Gather up all lines that carry the word "icon".

Records contained in a dataset:
---

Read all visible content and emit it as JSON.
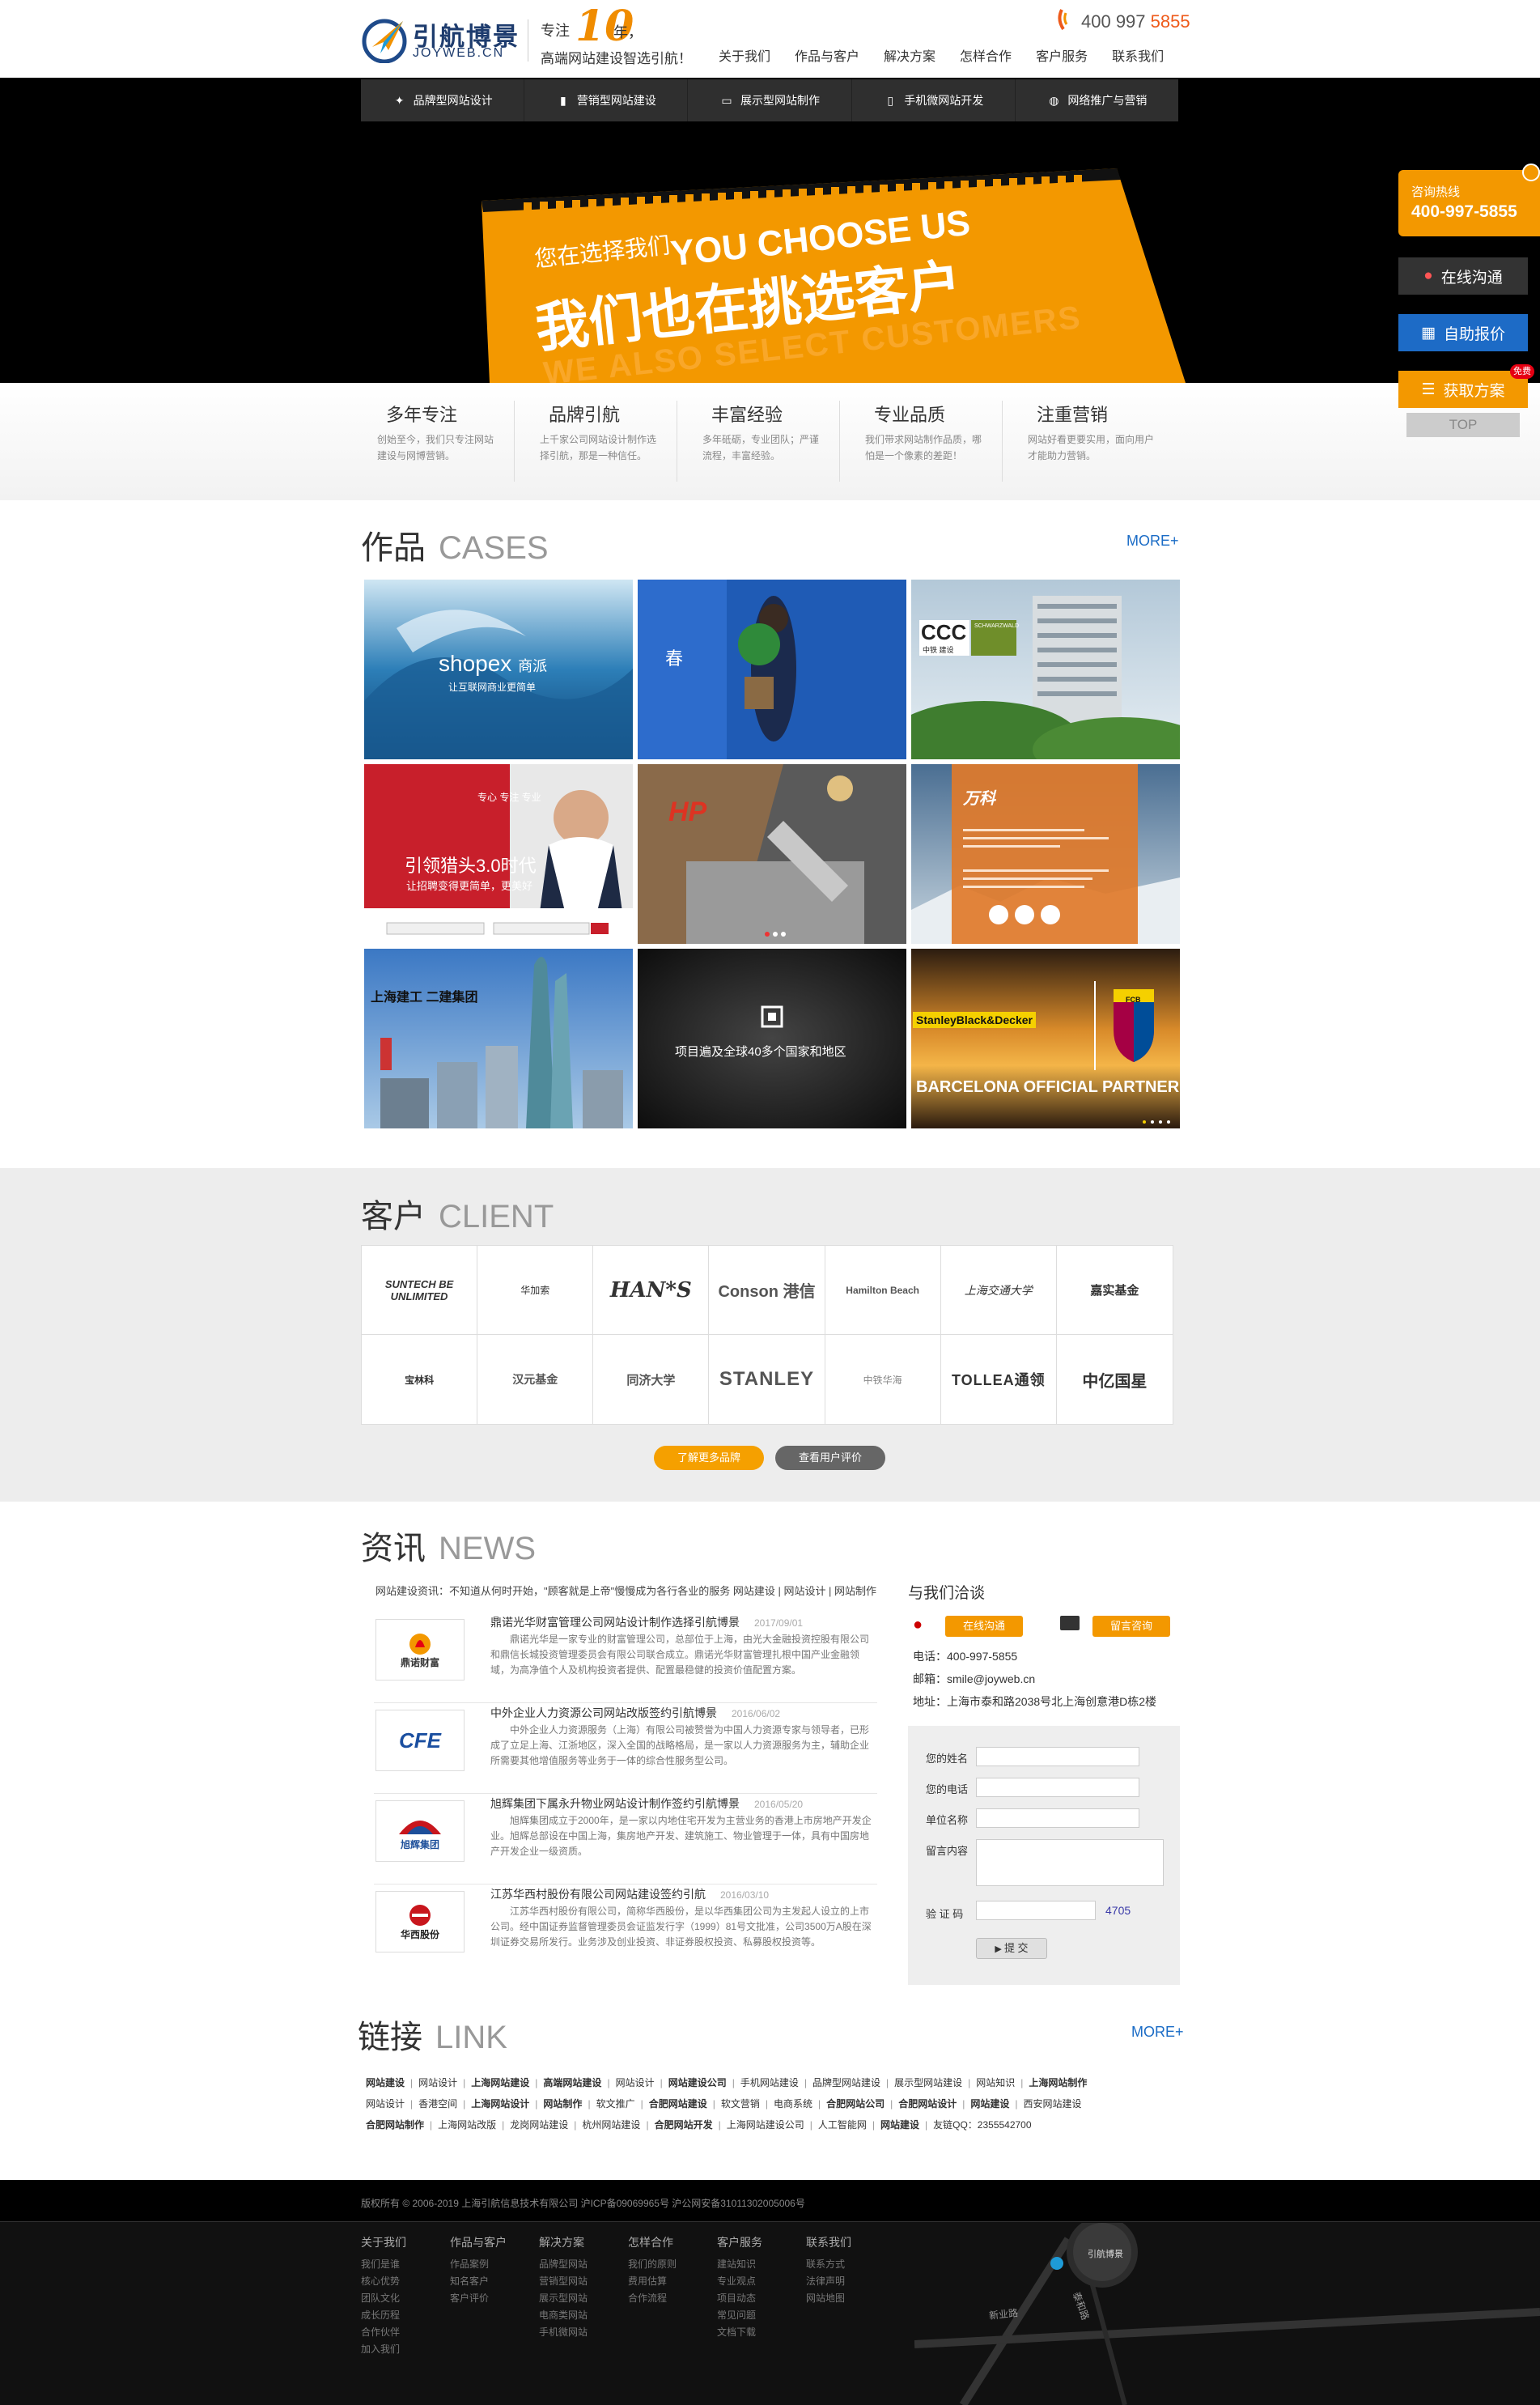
{
  "header": {
    "logo_cn": "引航博景",
    "logo_en": "JOYWEB.CN",
    "slogan_prefix": "专注",
    "slogan_num": "10",
    "slogan_suffix": "年，",
    "slogan_line2": "高端网站建设智选引航！",
    "phone_main": "400 997 ",
    "phone_accent": "5855",
    "nav": [
      "关于我们",
      "作品与客户",
      "解决方案",
      "怎样合作",
      "客户服务",
      "联系我们"
    ]
  },
  "subnav": [
    {
      "icon": "lightbulb-icon",
      "glyph": "💡",
      "label": "品牌型网站设计"
    },
    {
      "icon": "bar-chart-icon",
      "glyph": "▮",
      "label": "营销型网站建设"
    },
    {
      "icon": "monitor-icon",
      "glyph": "▭",
      "label": "展示型网站制作"
    },
    {
      "icon": "phone-icon",
      "glyph": "▯",
      "label": "手机微网站开发"
    },
    {
      "icon": "globe-icon",
      "glyph": "◍",
      "label": "网络推广与营销"
    }
  ],
  "banner": {
    "cn_small": "您在选择我们",
    "en_big": "YOU CHOOSE US",
    "cn_big": "我们也在挑选客户",
    "en_sub": "WE ALSO SELECT CUSTOMERS"
  },
  "features": [
    {
      "title": "多年专注",
      "desc": "创始至今，我们只专注网站建设与网博营销。"
    },
    {
      "title": "品牌引航",
      "desc": "上千家公司网站设计制作选择引航，那是一种信任。"
    },
    {
      "title": "丰富经验",
      "desc": "多年砥砺，专业团队；严谨流程，丰富经验。"
    },
    {
      "title": "专业品质",
      "desc": "我们带求网站制作品质，哪怕是一个像素的差距！"
    },
    {
      "title": "注重营销",
      "desc": "网站好看更要实用，面向用户才能助力营销。"
    }
  ],
  "cases": {
    "title_cn": "作品",
    "title_en": "CASES",
    "more": "MORE+",
    "tiles": {
      "shopex_brand": "shopex",
      "shopex_cn": "商派",
      "shopex_sub": "让互联网商业更简单",
      "spring_char": "春",
      "ccc": "CCC",
      "ccc_sub": "中铁 建设",
      "ccc_tag": "SCHWARZWALD",
      "hr_cn": "引领猎头3.0时代",
      "hr_sub": "让招聘变得更简单，更美好",
      "hr_top": "专心  专注  专业",
      "vanke": "万科",
      "jg_text": "项目遍及全球40多个国家和地区",
      "sj_brand": "上海建工  二建集团",
      "sbd": "StanleyBlack&Decker",
      "barca": "BARCELONA OFFICIAL PARTNER",
      "barca_badge": "FCB"
    }
  },
  "clients": {
    "title_cn": "客户",
    "title_en": "CLIENT",
    "logos": [
      "SUNTECH BE UNLIMITED",
      "华加索",
      "HAN*S",
      "Conson 港信",
      "Hamilton Beach",
      "上海交通大学",
      "嘉实基金",
      "宝林科",
      "汉元基金",
      "同济大学",
      "STANLEY",
      "中铁华海",
      "TOLLEA通领",
      "中亿国星"
    ],
    "btn_more": "了解更多品牌",
    "btn_review": "查看用户评价"
  },
  "news": {
    "title_cn": "资讯",
    "title_en": "NEWS",
    "marquee": "网站建设资讯：不知道从何时开始，\"顾客就是上帝\"慢慢成为各行各业的服务  网站建设 | 网站设计 | 网站制作",
    "items": [
      {
        "logo": "鼎诺财富",
        "title": "鼎诺光华财富管理公司网站设计制作选择引航博景",
        "date": "2017/09/01",
        "body": "鼎诺光华是一家专业的财富管理公司，总部位于上海，由光大金融投资控股有限公司和鼎信长城投资管理委员会有限公司联合成立。鼎诺光华财富管理扎根中国产业金融领域，为高净值个人及机构投资者提供、配置最稳健的投资价值配置方案。"
      },
      {
        "logo": "CFE",
        "title": "中外企业人力资源公司网站改版签约引航博景",
        "date": "2016/06/02",
        "body": "中外企业人力资源服务（上海）有限公司被赞誉为中国人力资源专家与领导者，已形成了立足上海、江浙地区，深入全国的战略格局，是一家以人力资源服务为主，辅助企业所需要其他增值服务等业务于一体的综合性服务型公司。"
      },
      {
        "logo": "旭辉集团",
        "title": "旭辉集团下属永升物业网站设计制作签约引航博景",
        "date": "2016/05/20",
        "body": "旭辉集团成立于2000年，是一家以内地住宅开发为主营业务的香港上市房地产开发企业。旭辉总部设在中国上海，集房地产开发、建筑施工、物业管理于一体，具有中国房地产开发企业一级资质。"
      },
      {
        "logo": "华西股份",
        "title": "江苏华西村股份有限公司网站建设签约引航",
        "date": "2016/03/10",
        "body": "江苏华西村股份有限公司，简称华西股份，是以华西集团公司为主发起人设立的上市公司。经中国证券监督管理委员会证监发行字（1999）81号文批准，公司3500万A股在深圳证券交易所发行。业务涉及创业投资、非证券股权投资、私募股权投资等。"
      }
    ]
  },
  "contact": {
    "title": "与我们洽谈",
    "btn_online": "在线沟通",
    "btn_message": "留言咨询",
    "tel": "电话：400-997-5855",
    "email": "邮箱：smile@joyweb.cn",
    "addr": "地址：上海市泰和路2038号北上海创意港D栋2楼",
    "form": {
      "name": "您的姓名",
      "phone": "您的电话",
      "company": "单位名称",
      "message": "留言内容",
      "captcha": "验 证 码",
      "captcha_code": "4705",
      "submit": "提 交"
    }
  },
  "links": {
    "title_cn": "链接",
    "title_en": "LINK",
    "more": "MORE+",
    "rows": [
      [
        "网站建设",
        "网站设计",
        "上海网站建设",
        "高端网站建设",
        "网站设计",
        "网站建设公司",
        "手机网站建设",
        "品牌型网站建设",
        "展示型网站建设",
        "网站知识",
        "上海网站制作"
      ],
      [
        "网站设计",
        "香港空间",
        "上海网站设计",
        "网站制作",
        "软文推广",
        "合肥网站建设",
        "软文营销",
        "电商系统",
        "合肥网站公司",
        "合肥网站设计",
        "网站建设",
        "西安网站建设"
      ],
      [
        "合肥网站制作",
        "上海网站改版",
        "龙岗网站建设",
        "杭州网站建设",
        "合肥网站开发",
        "上海网站建设公司",
        "人工智能网",
        "网站建设",
        "友链QQ：2355542700"
      ]
    ]
  },
  "footer": {
    "copyright": "版权所有 © 2006-2019 上海引航信息技术有限公司  沪ICP备09069965号  沪公网安备31011302005006号",
    "columns": [
      {
        "h": "关于我们",
        "items": [
          "我们是谁",
          "核心优势",
          "团队文化",
          "成长历程",
          "合作伙伴",
          "加入我们"
        ]
      },
      {
        "h": "作品与客户",
        "items": [
          "作品案例",
          "知名客户",
          "客户评价"
        ]
      },
      {
        "h": "解决方案",
        "items": [
          "品牌型网站",
          "营销型网站",
          "展示型网站",
          "电商类网站",
          "手机微网站"
        ]
      },
      {
        "h": "怎样合作",
        "items": [
          "我们的原则",
          "费用估算",
          "合作流程"
        ]
      },
      {
        "h": "客户服务",
        "items": [
          "建站知识",
          "专业观点",
          "项目动态",
          "常见问题",
          "文档下载"
        ]
      },
      {
        "h": "联系我们",
        "items": [
          "联系方式",
          "法律声明",
          "网站地图"
        ]
      }
    ],
    "map_road1": "新业路",
    "map_road2": "泰和路"
  },
  "float": {
    "hotline_label": "咨询热线",
    "hotline": "400-997-5855",
    "online": "在线沟通",
    "quote": "自助报价",
    "plan": "获取方案",
    "free": "免费",
    "top": "TOP"
  }
}
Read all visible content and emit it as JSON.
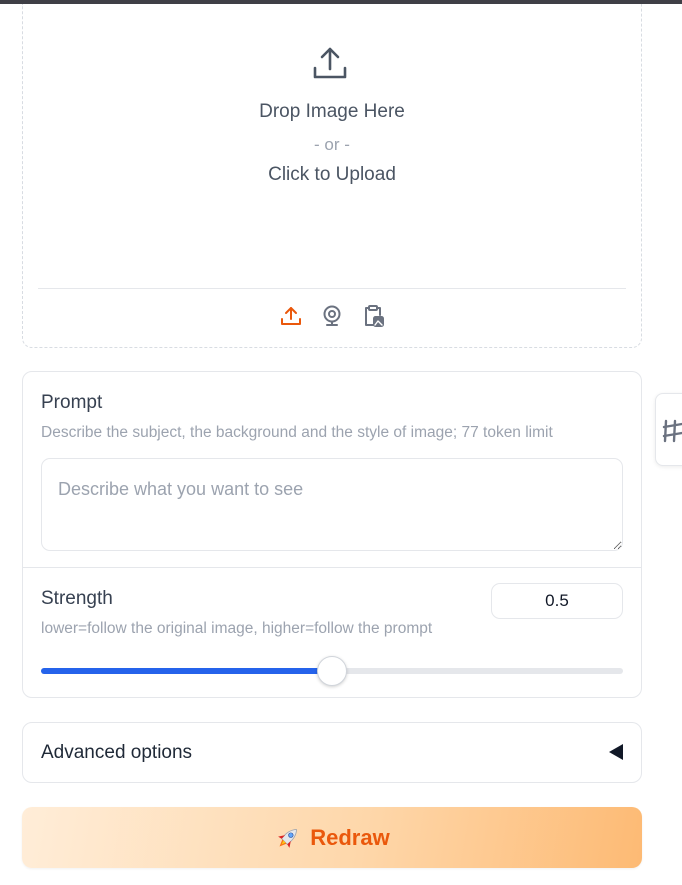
{
  "upload": {
    "drop_text": "Drop Image Here",
    "or_text": "- or -",
    "click_text": "Click to Upload",
    "sources": [
      "upload-icon",
      "webcam-icon",
      "clipboard-icon"
    ]
  },
  "prompt": {
    "label": "Prompt",
    "info": "Describe the subject, the background and the style of image; 77 token limit",
    "placeholder": "Describe what you want to see",
    "value": ""
  },
  "strength": {
    "label": "Strength",
    "info": "lower=follow the original image, higher=follow the prompt",
    "value": "0.5",
    "min": 0,
    "max": 1,
    "fraction": 0.5
  },
  "advanced": {
    "label": "Advanced options",
    "collapsed": true
  },
  "redraw": {
    "icon": "rocket-icon",
    "label": "Redraw"
  },
  "colors": {
    "accent": "#2563eb",
    "button_text": "#ea580c",
    "upload_active": "#ea580c"
  }
}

---

▸ **RESPONSE TO THIS TASK**:
      "icon": "lightbulb-icon",
      "icon": "bar-chart-icon",
      "icon": "monitor-icon",
      "icon": "phone-icon",
      "icon": "globe-icon",
      "upload-icon",
      "webcam-icon",
      "clipboard-icon"
    "icon": "rocket-icon",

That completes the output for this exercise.